■ SUPPLIED INFORMATION:
-*-

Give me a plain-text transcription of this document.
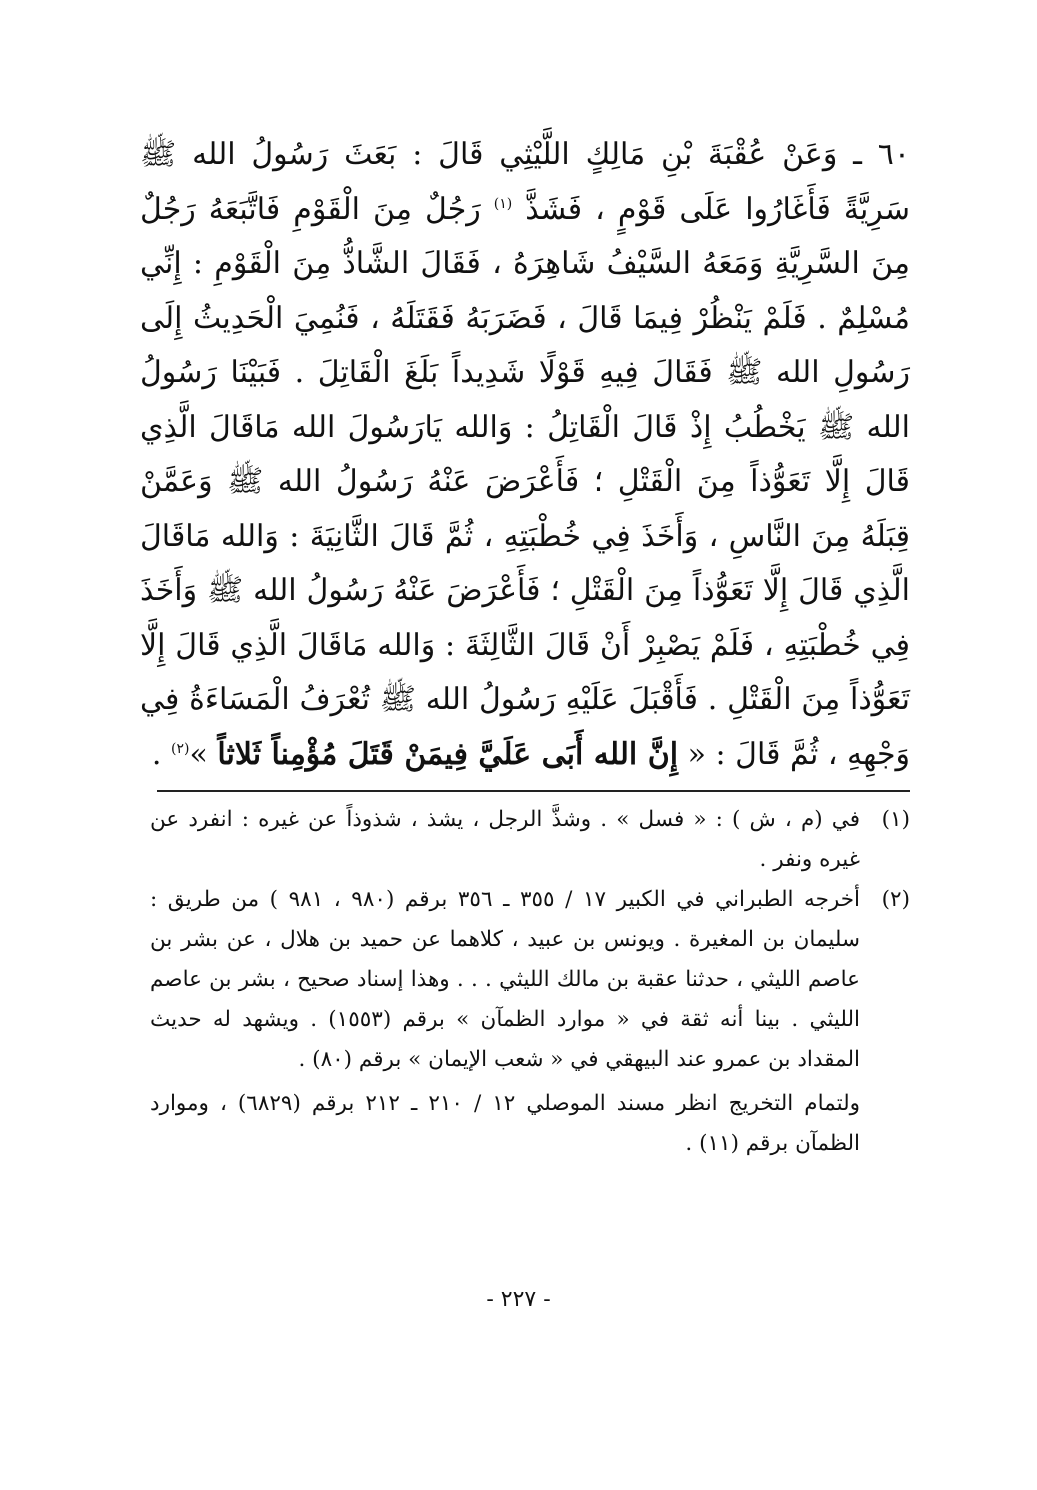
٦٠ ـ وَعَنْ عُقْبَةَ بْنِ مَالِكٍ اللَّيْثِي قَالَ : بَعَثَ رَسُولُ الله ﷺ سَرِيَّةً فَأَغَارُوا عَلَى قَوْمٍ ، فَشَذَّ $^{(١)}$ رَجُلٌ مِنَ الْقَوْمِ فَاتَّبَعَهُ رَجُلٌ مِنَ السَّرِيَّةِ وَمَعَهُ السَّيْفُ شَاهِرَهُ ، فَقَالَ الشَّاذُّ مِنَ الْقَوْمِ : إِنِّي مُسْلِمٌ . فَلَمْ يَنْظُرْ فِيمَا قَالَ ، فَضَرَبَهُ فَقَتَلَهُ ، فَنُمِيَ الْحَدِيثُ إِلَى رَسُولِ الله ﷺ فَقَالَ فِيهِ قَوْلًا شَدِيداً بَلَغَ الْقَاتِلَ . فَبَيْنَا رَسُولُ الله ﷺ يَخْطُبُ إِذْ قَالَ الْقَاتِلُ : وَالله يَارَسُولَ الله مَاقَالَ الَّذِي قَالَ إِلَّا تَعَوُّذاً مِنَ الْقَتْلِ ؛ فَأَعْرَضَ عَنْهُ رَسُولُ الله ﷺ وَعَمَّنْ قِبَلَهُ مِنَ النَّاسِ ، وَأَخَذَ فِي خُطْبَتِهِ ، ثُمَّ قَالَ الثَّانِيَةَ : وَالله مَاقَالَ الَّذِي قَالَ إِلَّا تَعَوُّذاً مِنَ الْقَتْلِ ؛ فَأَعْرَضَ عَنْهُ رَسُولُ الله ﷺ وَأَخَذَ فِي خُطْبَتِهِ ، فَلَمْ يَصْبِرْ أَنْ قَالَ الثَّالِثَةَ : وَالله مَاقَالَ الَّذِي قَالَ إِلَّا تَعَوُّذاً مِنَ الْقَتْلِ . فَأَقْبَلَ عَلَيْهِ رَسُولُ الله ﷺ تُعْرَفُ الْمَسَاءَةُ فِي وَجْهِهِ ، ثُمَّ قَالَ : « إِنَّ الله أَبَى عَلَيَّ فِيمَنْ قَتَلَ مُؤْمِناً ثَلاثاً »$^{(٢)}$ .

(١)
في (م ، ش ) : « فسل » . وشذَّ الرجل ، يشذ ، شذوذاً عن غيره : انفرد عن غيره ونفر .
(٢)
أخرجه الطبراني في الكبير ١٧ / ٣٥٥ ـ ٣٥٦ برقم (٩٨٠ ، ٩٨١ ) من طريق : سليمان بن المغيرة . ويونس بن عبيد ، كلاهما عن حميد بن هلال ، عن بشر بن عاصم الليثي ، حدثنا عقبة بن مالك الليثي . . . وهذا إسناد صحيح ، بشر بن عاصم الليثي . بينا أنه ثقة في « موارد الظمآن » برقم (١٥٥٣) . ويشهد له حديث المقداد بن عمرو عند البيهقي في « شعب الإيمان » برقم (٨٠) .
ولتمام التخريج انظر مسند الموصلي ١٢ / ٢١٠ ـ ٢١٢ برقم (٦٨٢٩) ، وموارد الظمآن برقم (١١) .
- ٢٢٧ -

-*-

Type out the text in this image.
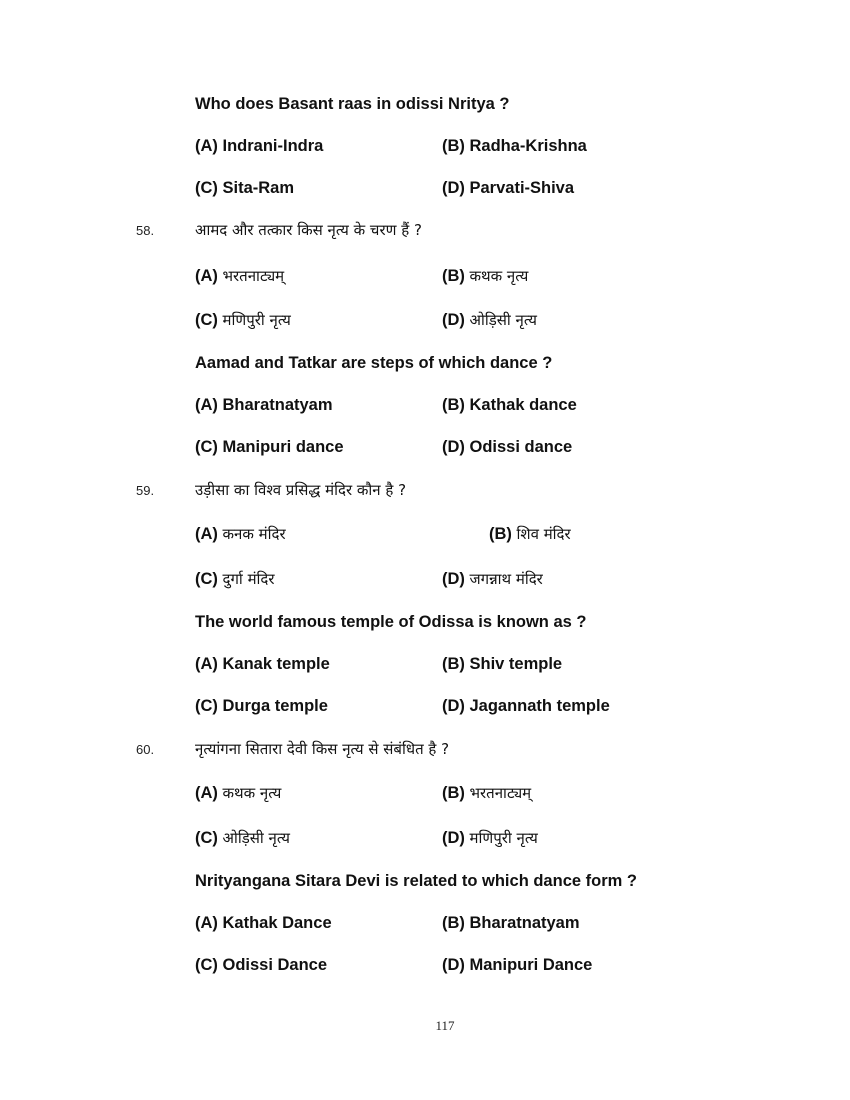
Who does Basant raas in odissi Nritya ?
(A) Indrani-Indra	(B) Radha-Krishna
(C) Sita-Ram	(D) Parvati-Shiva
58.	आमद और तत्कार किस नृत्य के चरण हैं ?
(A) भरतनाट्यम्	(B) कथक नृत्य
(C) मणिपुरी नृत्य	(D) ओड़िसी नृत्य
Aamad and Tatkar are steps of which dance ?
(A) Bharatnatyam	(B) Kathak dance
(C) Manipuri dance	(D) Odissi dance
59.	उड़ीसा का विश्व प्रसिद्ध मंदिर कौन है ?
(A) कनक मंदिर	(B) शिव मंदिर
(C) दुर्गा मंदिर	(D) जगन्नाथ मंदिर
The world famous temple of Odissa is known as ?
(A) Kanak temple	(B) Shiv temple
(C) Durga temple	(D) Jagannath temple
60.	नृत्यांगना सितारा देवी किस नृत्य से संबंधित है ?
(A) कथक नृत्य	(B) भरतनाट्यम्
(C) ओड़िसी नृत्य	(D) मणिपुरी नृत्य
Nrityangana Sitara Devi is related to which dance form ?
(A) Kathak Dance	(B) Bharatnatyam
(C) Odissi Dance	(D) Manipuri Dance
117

-*-

Give only the number of lines in the entries above that hold the string "برقم".

2